* **Task goal**: Leave out any picture and return the remaining listing below exactly as given.

(Data tied to figure images)

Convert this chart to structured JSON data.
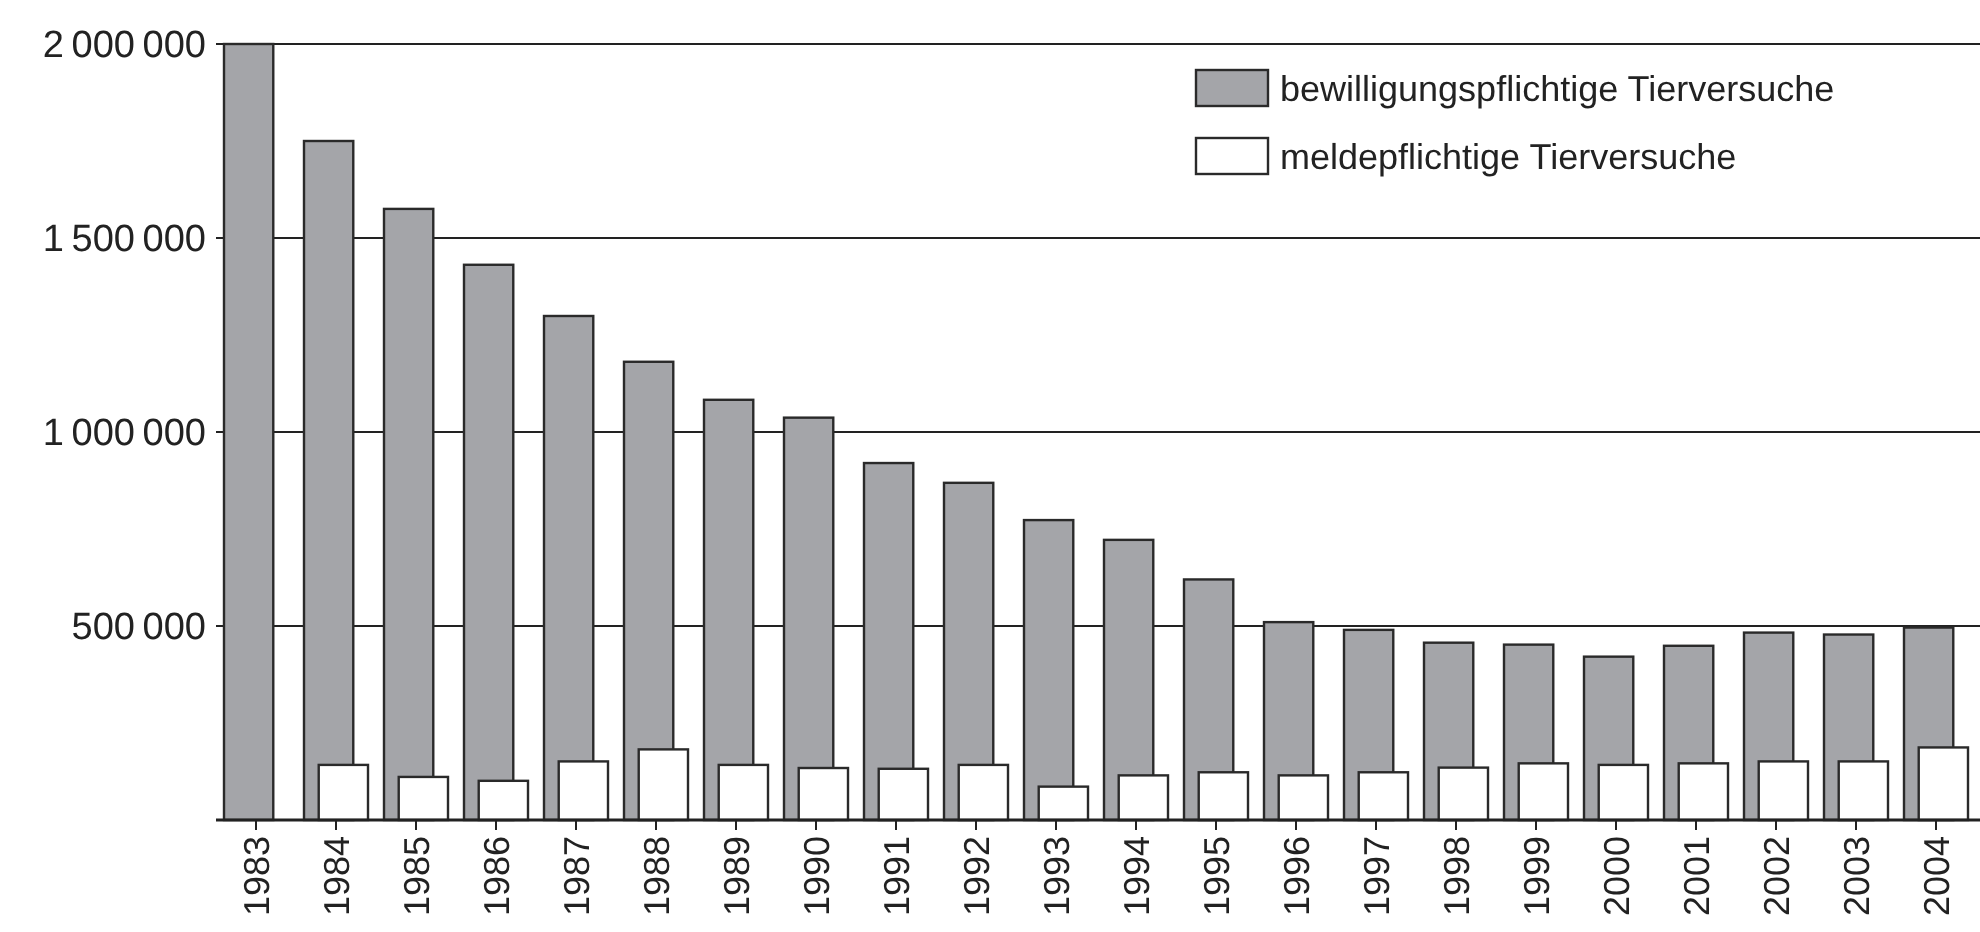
{
  "chart_data": {
    "type": "bar",
    "categories": [
      "1983",
      "1984",
      "1985",
      "1986",
      "1987",
      "1988",
      "1989",
      "1990",
      "1991",
      "1992",
      "1993",
      "1994",
      "1995",
      "1996",
      "1997",
      "1998",
      "1999",
      "2000",
      "2001",
      "2002",
      "2003",
      "2004"
    ],
    "series": [
      {
        "name": "bewilligungspflichtige Tierversuche",
        "color": "#a4a5a9",
        "values": [
          2000000,
          1750000,
          1575000,
          1431000,
          1299000,
          1181000,
          1083000,
          1037000,
          920000,
          869000,
          773000,
          722000,
          620000,
          510000,
          490000,
          457000,
          452000,
          421000,
          449000,
          483000,
          478000,
          496000
        ]
      },
      {
        "name": "meldepflichtige Tierversuche",
        "color": "#ffffff",
        "values": [
          null,
          142000,
          111000,
          101000,
          151000,
          182000,
          142000,
          134000,
          132000,
          142000,
          86000,
          115000,
          123000,
          115000,
          123000,
          135000,
          146000,
          142000,
          146000,
          151000,
          151000,
          187000
        ]
      }
    ],
    "ylim": [
      0,
      2000000
    ],
    "yticks": [
      500000,
      1000000,
      1500000,
      2000000
    ],
    "grid": "y",
    "legend": "top right"
  }
}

* **Right answer**:
Convert this chart to structured JSON data.
{
  "chart_data": {
    "type": "bar",
    "categories": [
      "1983",
      "1984",
      "1985",
      "1986",
      "1987",
      "1988",
      "1989",
      "1990",
      "1991",
      "1992",
      "1993",
      "1994",
      "1995",
      "1996",
      "1997",
      "1998",
      "1999",
      "2000",
      "2001",
      "2002",
      "2003",
      "2004"
    ],
    "series": [
      {
        "name": "bewilligungspflichtige Tierversuche",
        "color": "#a4a5a9",
        "values": [
          2000000,
          1750000,
          1575000,
          1431000,
          1299000,
          1181000,
          1083000,
          1037000,
          920000,
          869000,
          773000,
          722000,
          620000,
          510000,
          490000,
          457000,
          452000,
          421000,
          449000,
          483000,
          478000,
          496000
        ]
      },
      {
        "name": "meldepflichtige Tierversuche",
        "color": "#ffffff",
        "values": [
          null,
          142000,
          111000,
          101000,
          151000,
          182000,
          142000,
          134000,
          132000,
          142000,
          86000,
          115000,
          123000,
          115000,
          123000,
          135000,
          146000,
          142000,
          146000,
          151000,
          151000,
          187000
        ]
      }
    ],
    "ylim": [
      0,
      2000000
    ],
    "yticks": [
      500000,
      1000000,
      1500000,
      2000000
    ],
    "grid": "y",
    "legend": "top right"
  }
}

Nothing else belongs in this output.